• Challenge: Reproduce the entire listing word for word.

• Provided data:
● ● ● ● ● ● ●

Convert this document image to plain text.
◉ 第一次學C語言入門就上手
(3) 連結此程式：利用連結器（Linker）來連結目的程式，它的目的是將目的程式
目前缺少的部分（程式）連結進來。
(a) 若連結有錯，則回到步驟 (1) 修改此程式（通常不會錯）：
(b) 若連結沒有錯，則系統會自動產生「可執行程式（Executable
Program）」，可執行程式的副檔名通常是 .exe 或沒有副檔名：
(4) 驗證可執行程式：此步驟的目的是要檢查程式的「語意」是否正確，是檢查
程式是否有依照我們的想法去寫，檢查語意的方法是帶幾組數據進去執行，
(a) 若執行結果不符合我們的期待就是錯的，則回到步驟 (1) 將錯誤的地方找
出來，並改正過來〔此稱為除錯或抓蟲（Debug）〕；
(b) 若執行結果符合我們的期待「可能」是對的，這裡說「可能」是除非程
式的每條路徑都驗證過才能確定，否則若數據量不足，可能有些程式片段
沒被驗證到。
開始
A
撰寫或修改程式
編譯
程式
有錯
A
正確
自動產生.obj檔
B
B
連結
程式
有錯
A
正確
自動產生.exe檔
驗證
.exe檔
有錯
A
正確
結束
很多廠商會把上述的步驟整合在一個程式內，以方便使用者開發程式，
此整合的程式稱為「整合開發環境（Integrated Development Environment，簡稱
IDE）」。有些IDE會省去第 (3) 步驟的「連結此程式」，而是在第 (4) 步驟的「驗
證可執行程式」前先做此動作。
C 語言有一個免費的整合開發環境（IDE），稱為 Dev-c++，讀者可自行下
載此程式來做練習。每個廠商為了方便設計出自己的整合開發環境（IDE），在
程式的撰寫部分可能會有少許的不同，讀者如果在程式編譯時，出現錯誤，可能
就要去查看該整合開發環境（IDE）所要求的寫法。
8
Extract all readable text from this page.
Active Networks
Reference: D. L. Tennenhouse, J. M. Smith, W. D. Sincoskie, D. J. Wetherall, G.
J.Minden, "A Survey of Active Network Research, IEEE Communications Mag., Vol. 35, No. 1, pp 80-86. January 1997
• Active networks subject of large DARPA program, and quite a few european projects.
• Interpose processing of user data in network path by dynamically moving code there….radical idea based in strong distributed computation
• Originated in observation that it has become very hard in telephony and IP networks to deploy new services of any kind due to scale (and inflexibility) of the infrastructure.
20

● ● ● ● ● ● ●

• Finished answer:
Convert this document image to plain text.
◉ 第一次學C語言入門就上手
(3) 連結此程式：利用連結器（Linker）來連結目的程式，它的目的是將目的程式
目前缺少的部分（程式）連結進來。
(a) 若連結有錯，則回到步驟 (1) 修改此程式（通常不會錯）：
(b) 若連結沒有錯，則系統會自動產生「可執行程式（Executable
Program）」，可執行程式的副檔名通常是 .exe 或沒有副檔名：
(4) 驗證可執行程式：此步驟的目的是要檢查程式的「語意」是否正確，是檢查
程式是否有依照我們的想法去寫，檢查語意的方法是帶幾組數據進去執行，
(a) 若執行結果不符合我們的期待就是錯的，則回到步驟 (1) 將錯誤的地方找
出來，並改正過來〔此稱為除錯或抓蟲（Debug）〕；
(b) 若執行結果符合我們的期待「可能」是對的，這裡說「可能」是除非程
式的每條路徑都驗證過才能確定，否則若數據量不足，可能有些程式片段
沒被驗證到。
開始
A
撰寫或修改程式
編譯
程式
有錯
A
正確
自動產生.obj檔
B
B
連結
程式
有錯
A
正確
自動產生.exe檔
驗證
.exe檔
有錯
A
正確
結束
很多廠商會把上述的步驟整合在一個程式內，以方便使用者開發程式，
此整合的程式稱為「整合開發環境（Integrated Development Environment，簡稱
IDE）」。有些IDE會省去第 (3) 步驟的「連結此程式」，而是在第 (4) 步驟的「驗
證可執行程式」前先做此動作。
C 語言有一個免費的整合開發環境（IDE），稱為 Dev-c++，讀者可自行下
載此程式來做練習。每個廠商為了方便設計出自己的整合開發環境（IDE），在
程式的撰寫部分可能會有少許的不同，讀者如果在程式編譯時，出現錯誤，可能
就要去查看該整合開發環境（IDE）所要求的寫法。
8
Extract all readable text from this page.
Active Networks
Reference: D. L. Tennenhouse, J. M. Smith, W. D. Sincoskie, D. J. Wetherall, G.
J.Minden, "A Survey of Active Network Research, IEEE Communications Mag., Vol. 35, No. 1, pp 80-86. January 1997
• Active networks subject of large DARPA program, and quite a few european projects.
• Interpose processing of user data in network path by dynamically moving code there….radical idea based in strong distributed computation
• Originated in observation that it has become very hard in telephony and IP networks to deploy new services of any kind due to scale (and inflexibility) of the infrastructure.
20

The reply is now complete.